Exercise objective:
Search the material for the string "type", then return every line where it is found.

The data:
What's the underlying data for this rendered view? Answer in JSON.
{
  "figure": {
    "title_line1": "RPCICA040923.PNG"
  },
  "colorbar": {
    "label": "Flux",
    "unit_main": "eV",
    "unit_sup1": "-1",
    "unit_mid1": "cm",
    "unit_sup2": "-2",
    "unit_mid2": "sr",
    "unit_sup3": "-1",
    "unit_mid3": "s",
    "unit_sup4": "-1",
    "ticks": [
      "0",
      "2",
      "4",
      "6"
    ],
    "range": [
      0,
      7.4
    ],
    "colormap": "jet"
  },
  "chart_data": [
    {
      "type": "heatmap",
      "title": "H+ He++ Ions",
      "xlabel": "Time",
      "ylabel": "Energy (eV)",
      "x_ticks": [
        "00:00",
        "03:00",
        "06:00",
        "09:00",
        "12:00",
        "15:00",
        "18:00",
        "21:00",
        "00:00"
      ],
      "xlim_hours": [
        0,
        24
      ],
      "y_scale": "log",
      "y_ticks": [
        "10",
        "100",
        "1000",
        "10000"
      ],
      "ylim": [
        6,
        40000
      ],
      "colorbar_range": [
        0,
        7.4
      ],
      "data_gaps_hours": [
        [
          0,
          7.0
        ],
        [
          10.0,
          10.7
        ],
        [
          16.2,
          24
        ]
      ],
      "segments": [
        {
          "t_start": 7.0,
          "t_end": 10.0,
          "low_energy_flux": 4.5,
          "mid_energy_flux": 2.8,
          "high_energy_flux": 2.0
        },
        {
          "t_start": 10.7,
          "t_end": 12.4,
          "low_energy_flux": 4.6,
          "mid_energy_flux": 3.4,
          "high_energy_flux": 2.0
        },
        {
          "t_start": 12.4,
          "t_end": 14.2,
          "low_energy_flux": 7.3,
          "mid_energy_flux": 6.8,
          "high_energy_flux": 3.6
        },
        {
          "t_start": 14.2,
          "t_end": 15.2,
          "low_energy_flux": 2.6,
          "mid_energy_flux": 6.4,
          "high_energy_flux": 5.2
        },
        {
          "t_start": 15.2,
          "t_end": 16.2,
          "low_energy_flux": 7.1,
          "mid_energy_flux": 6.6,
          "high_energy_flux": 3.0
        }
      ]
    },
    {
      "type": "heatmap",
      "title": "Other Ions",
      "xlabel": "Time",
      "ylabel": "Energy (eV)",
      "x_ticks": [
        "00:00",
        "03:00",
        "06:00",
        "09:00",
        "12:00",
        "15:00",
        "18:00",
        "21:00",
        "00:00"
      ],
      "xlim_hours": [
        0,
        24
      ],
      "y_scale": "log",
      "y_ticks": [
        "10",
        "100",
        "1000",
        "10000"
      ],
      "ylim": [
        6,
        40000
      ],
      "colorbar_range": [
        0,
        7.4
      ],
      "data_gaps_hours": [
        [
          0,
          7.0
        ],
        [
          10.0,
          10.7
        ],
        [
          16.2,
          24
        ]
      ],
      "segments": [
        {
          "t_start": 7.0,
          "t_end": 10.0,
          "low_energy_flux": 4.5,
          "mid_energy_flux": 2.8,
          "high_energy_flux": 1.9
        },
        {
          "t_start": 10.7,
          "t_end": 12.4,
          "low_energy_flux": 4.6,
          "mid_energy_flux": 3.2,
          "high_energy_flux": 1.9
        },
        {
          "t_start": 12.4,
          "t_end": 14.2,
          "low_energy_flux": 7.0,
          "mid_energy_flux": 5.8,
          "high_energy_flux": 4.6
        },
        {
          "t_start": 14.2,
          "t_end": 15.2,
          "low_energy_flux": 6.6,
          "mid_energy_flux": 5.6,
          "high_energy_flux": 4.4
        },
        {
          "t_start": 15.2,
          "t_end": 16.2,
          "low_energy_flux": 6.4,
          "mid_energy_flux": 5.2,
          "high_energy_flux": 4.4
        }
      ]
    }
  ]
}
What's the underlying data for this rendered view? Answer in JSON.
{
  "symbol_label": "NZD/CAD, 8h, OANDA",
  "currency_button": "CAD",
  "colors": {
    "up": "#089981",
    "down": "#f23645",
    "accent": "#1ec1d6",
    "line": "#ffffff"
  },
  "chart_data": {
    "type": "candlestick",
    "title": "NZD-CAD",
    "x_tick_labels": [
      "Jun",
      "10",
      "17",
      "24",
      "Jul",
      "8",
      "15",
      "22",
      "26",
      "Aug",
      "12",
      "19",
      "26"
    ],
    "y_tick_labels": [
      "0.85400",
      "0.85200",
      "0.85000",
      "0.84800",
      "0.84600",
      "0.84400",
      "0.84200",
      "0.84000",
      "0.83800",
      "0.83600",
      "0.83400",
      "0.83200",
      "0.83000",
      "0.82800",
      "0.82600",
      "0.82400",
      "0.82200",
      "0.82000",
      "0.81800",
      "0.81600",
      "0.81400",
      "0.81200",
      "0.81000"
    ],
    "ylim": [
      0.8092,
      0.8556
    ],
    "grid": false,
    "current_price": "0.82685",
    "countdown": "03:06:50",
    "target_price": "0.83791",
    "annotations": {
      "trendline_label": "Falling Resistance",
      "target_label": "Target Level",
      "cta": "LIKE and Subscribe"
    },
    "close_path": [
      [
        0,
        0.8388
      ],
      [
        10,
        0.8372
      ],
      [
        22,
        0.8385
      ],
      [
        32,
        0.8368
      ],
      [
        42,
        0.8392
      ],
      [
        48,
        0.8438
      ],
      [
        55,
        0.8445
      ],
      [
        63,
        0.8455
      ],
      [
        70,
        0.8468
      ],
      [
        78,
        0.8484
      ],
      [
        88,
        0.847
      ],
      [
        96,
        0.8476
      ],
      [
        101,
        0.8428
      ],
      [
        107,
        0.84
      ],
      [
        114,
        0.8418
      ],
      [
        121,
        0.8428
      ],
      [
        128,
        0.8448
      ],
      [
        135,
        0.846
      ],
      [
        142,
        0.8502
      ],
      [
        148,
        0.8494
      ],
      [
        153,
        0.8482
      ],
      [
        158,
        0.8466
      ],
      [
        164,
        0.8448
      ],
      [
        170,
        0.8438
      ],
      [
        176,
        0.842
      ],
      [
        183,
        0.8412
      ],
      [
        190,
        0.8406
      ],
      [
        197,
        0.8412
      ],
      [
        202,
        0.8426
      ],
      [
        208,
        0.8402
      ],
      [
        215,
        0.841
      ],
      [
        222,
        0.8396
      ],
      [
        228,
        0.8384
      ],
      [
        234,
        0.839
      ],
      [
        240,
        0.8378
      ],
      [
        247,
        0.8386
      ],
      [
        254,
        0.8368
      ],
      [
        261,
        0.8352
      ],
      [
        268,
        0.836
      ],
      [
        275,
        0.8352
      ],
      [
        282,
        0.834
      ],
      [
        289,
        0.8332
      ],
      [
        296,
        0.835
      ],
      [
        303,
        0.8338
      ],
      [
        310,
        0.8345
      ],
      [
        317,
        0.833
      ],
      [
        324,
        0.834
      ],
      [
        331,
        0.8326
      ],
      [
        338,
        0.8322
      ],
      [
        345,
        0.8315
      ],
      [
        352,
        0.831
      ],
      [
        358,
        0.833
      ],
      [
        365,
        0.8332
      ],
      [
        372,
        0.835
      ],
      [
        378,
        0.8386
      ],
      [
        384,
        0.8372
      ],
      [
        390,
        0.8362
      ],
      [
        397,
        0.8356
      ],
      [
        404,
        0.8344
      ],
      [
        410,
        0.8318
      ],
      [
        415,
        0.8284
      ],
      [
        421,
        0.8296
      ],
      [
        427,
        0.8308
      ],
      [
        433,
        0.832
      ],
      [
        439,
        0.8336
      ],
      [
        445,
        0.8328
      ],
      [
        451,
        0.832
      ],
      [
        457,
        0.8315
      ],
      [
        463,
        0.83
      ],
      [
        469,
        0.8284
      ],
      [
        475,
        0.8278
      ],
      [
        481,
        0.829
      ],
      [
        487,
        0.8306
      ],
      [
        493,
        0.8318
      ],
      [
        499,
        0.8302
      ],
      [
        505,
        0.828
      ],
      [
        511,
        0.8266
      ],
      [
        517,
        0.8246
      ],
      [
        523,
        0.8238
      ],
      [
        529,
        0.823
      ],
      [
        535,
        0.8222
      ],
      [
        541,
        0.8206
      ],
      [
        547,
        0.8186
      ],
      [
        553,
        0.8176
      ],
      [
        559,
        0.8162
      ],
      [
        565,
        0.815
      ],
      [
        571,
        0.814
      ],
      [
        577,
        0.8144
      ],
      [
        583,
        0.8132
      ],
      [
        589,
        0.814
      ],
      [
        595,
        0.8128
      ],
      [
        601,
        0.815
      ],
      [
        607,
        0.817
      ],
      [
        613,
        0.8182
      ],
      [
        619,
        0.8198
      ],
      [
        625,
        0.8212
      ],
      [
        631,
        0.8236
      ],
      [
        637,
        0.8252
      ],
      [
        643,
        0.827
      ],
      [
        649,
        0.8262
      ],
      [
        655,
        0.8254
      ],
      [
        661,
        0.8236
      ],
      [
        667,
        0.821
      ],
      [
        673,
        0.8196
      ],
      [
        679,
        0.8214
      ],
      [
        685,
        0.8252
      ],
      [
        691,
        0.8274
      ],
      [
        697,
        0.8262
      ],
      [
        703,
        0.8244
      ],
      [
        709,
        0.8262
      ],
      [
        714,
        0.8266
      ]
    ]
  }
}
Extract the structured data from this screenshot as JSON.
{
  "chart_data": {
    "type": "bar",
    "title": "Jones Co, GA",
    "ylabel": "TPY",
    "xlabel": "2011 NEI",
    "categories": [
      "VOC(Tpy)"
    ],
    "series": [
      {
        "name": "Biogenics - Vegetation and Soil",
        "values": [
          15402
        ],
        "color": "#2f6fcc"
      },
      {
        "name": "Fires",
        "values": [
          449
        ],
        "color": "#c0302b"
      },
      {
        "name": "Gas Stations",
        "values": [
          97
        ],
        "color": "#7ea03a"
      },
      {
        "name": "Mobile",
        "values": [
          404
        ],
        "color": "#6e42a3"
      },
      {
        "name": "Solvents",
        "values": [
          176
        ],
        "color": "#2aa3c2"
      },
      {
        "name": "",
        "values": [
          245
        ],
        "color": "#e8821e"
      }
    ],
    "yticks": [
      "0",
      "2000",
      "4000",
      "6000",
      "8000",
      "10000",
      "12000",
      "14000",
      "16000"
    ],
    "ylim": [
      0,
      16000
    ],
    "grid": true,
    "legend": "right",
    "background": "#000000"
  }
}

Result:
      "type": "heatmap",
      "type": "heatmap",
    "type": "candlestick",
    "type": "bar",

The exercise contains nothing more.